» **Exercise goal**
Pull every line that holds the word "писем" from the entries.

» **Supplied records**
"""

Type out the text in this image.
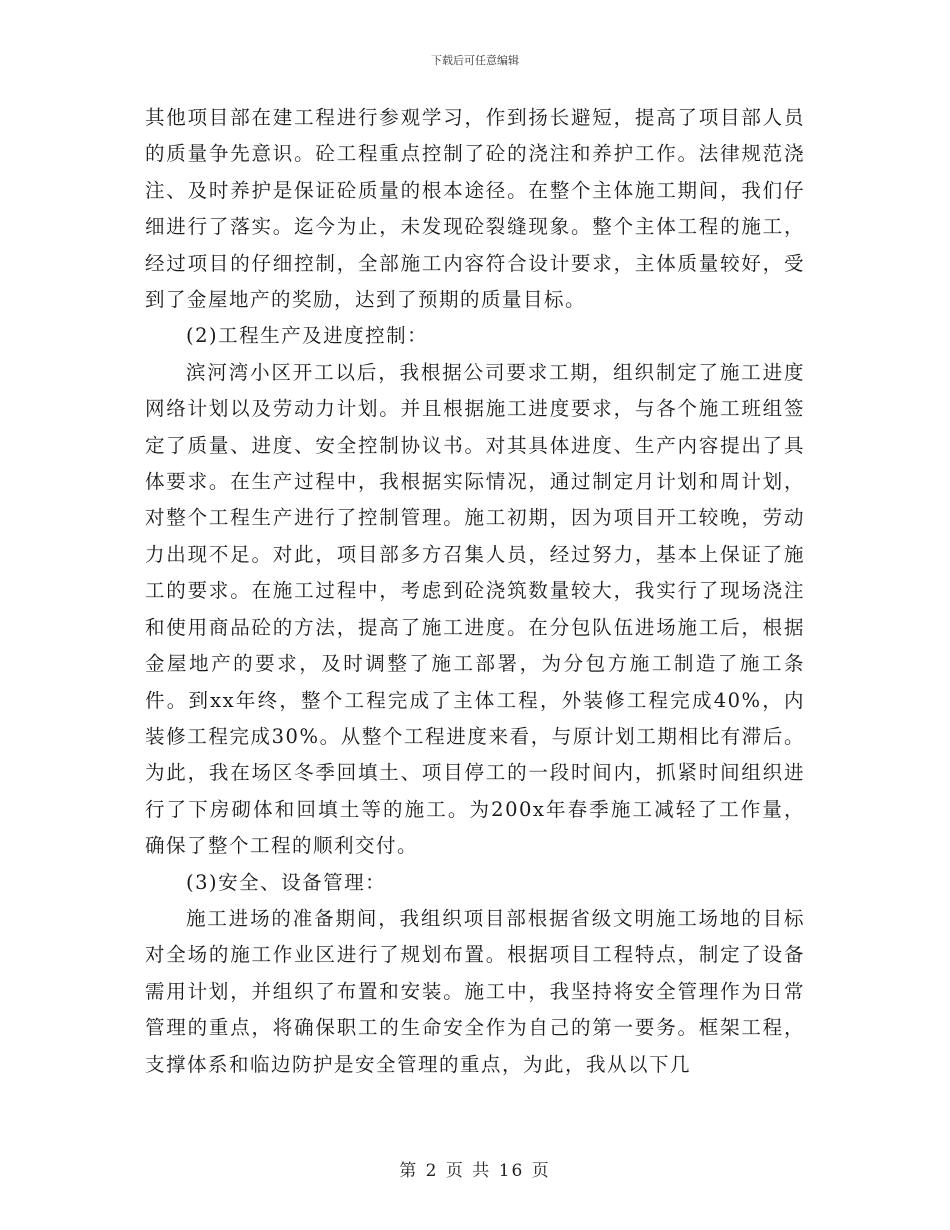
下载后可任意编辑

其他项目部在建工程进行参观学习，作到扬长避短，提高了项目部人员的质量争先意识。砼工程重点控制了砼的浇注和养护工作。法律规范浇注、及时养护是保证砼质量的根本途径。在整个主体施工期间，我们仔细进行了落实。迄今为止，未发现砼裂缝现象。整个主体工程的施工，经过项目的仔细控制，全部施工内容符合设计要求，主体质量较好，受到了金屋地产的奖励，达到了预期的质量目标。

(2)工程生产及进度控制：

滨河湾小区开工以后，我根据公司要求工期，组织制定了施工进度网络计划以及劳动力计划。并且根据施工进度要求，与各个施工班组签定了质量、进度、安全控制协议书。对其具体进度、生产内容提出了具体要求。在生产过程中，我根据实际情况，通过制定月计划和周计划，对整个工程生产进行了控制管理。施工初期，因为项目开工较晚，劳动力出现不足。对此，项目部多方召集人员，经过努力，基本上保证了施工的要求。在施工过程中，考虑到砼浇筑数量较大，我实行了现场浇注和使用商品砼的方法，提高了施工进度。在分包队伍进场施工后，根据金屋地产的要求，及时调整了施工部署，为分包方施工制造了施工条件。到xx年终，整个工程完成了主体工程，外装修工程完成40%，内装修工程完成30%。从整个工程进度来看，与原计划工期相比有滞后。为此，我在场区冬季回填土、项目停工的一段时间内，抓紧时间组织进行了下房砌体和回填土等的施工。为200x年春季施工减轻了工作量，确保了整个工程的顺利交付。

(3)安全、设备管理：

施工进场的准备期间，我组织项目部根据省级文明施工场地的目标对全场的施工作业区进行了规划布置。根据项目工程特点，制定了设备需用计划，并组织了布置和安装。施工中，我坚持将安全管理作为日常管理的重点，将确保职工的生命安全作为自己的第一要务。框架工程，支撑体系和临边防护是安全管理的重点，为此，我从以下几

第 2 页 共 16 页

"""
"""

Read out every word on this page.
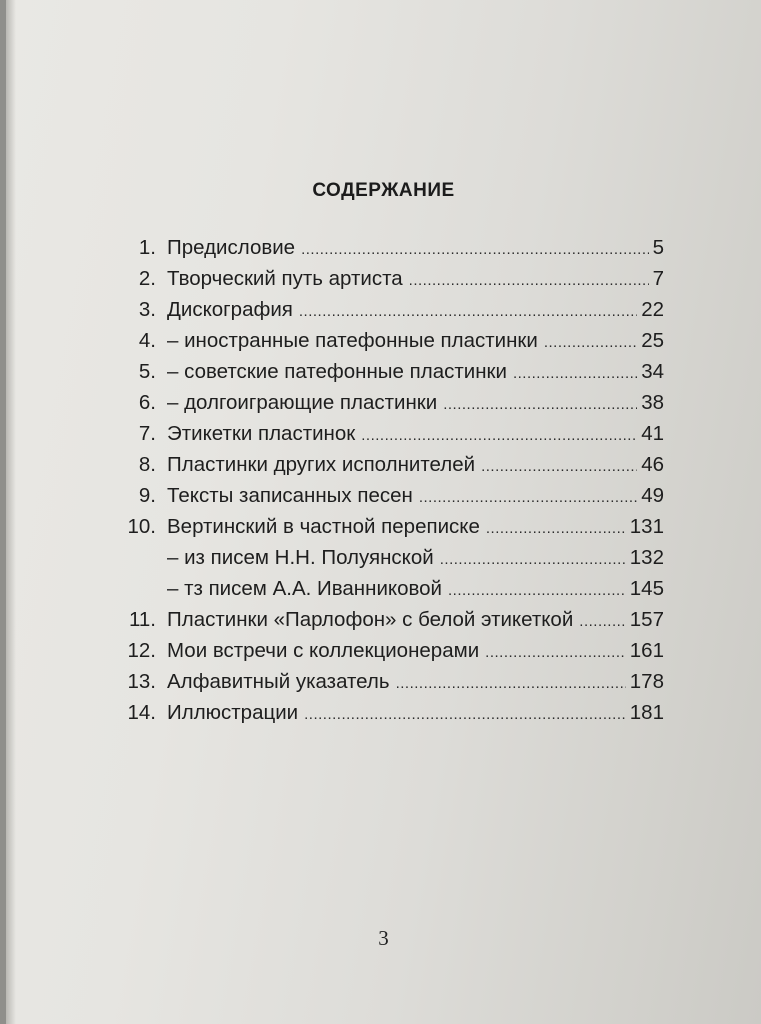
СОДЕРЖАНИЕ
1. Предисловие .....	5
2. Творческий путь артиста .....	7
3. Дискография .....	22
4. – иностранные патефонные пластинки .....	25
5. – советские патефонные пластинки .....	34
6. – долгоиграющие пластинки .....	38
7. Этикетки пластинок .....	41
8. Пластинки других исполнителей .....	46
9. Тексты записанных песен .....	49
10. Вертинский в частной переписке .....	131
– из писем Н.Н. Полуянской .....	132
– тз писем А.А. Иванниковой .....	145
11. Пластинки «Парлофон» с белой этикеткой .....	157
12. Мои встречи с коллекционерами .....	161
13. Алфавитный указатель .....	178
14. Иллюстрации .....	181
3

"""

» **Reply**
– из писем Н.Н. Полуянской .....	132
– тз писем А.А. Иванниковой .....	145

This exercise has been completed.